| Problem requirements |
Reproduce the data starting at the line containing "Where is each" and ending at the line containing "scatter-point <box>59 547 67 555</box>", replacing "scatter-point" with "plot-marker" throughout and leaving everything else unchanged. Omit the pictures from your output.

| Source material |
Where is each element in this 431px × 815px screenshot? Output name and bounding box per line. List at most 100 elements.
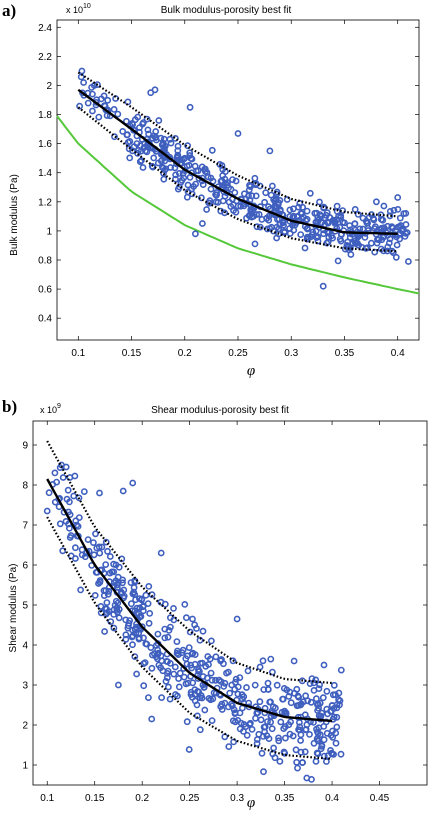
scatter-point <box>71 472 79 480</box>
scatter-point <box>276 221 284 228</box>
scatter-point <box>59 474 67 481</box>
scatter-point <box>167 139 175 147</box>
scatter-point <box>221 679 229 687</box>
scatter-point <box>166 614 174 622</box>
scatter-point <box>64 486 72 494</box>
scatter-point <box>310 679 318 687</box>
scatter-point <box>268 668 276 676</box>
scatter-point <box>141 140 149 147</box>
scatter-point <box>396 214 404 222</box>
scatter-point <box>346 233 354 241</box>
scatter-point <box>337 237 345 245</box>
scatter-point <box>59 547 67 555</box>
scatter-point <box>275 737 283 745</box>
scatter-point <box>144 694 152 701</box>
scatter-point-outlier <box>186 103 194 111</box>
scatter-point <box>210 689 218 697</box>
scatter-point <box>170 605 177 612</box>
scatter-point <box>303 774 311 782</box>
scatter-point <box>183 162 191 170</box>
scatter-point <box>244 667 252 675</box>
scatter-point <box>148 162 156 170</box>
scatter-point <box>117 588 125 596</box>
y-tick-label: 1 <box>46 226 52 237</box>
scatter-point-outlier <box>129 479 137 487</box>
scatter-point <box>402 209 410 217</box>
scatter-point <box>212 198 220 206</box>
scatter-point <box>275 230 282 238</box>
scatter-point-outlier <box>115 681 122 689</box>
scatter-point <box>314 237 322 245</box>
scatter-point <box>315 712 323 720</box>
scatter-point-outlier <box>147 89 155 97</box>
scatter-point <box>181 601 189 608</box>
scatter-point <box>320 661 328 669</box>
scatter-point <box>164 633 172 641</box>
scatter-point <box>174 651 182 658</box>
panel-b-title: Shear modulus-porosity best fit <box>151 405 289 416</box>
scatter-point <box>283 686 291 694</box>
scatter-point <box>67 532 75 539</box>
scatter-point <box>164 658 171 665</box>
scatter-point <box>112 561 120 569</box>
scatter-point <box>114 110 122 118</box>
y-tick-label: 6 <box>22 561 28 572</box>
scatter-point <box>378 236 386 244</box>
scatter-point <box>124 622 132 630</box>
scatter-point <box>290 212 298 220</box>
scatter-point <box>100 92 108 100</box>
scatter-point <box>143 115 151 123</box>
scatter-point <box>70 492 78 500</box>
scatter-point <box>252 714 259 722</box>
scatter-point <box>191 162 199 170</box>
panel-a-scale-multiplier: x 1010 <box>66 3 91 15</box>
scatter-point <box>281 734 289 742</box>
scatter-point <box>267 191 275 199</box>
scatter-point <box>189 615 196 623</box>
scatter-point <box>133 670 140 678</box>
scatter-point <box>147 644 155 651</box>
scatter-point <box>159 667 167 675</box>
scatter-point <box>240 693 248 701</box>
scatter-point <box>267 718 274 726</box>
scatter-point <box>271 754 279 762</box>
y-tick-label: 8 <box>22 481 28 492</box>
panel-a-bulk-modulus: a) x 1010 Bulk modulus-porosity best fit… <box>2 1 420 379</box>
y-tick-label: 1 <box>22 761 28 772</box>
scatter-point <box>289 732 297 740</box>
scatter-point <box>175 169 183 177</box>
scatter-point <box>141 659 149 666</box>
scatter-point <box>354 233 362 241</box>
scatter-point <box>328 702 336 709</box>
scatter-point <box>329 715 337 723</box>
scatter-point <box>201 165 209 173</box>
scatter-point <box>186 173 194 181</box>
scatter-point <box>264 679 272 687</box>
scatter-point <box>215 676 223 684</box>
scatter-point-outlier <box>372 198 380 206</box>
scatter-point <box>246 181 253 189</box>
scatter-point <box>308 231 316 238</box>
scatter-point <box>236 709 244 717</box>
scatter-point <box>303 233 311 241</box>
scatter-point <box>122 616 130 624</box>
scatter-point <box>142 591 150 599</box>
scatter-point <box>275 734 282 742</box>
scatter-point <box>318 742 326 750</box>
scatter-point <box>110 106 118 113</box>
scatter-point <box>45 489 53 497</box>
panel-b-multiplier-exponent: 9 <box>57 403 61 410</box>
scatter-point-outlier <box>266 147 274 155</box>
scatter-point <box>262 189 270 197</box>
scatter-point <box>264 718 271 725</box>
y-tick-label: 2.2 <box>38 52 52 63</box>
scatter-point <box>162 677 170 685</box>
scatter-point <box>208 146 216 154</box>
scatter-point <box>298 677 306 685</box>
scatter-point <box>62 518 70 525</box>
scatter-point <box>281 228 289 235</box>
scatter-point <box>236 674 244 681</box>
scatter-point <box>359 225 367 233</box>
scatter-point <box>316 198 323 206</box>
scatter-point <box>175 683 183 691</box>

==

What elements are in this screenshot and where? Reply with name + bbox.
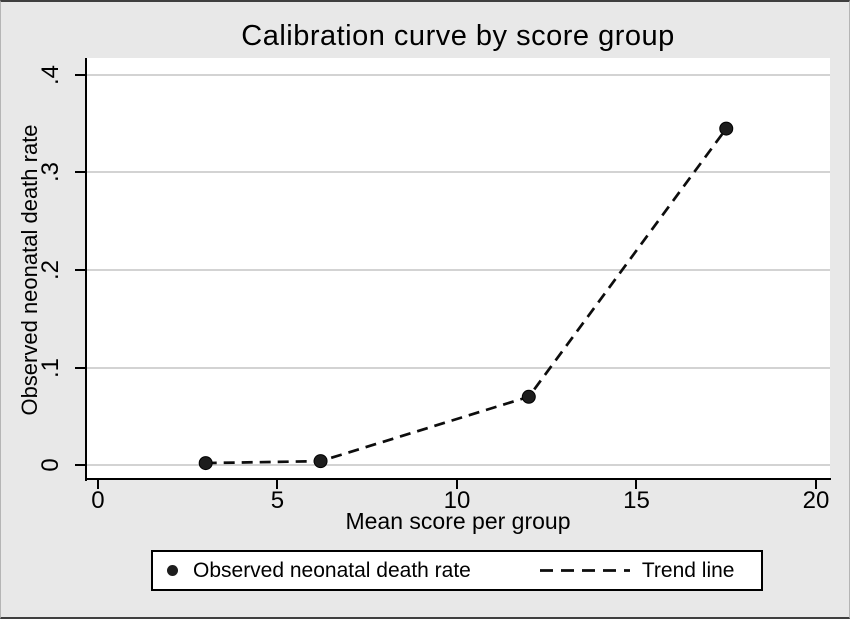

| Correct output |
Where is each element in this 431px × 815px screenshot? Output name and bounding box per line. List at most 100 elements.
plot-marker <box>71 472 79 480</box>
plot-marker <box>276 221 284 228</box>
plot-marker <box>59 474 67 481</box>
plot-marker <box>167 139 175 147</box>
plot-marker <box>221 679 229 687</box>
plot-marker <box>166 614 174 622</box>
plot-marker <box>64 486 72 494</box>
plot-marker <box>310 679 318 687</box>
plot-marker <box>268 668 276 676</box>
plot-marker <box>141 140 149 147</box>
plot-marker <box>396 214 404 222</box>
plot-marker <box>346 233 354 241</box>
plot-marker <box>337 237 345 245</box>
plot-marker <box>59 547 67 555</box>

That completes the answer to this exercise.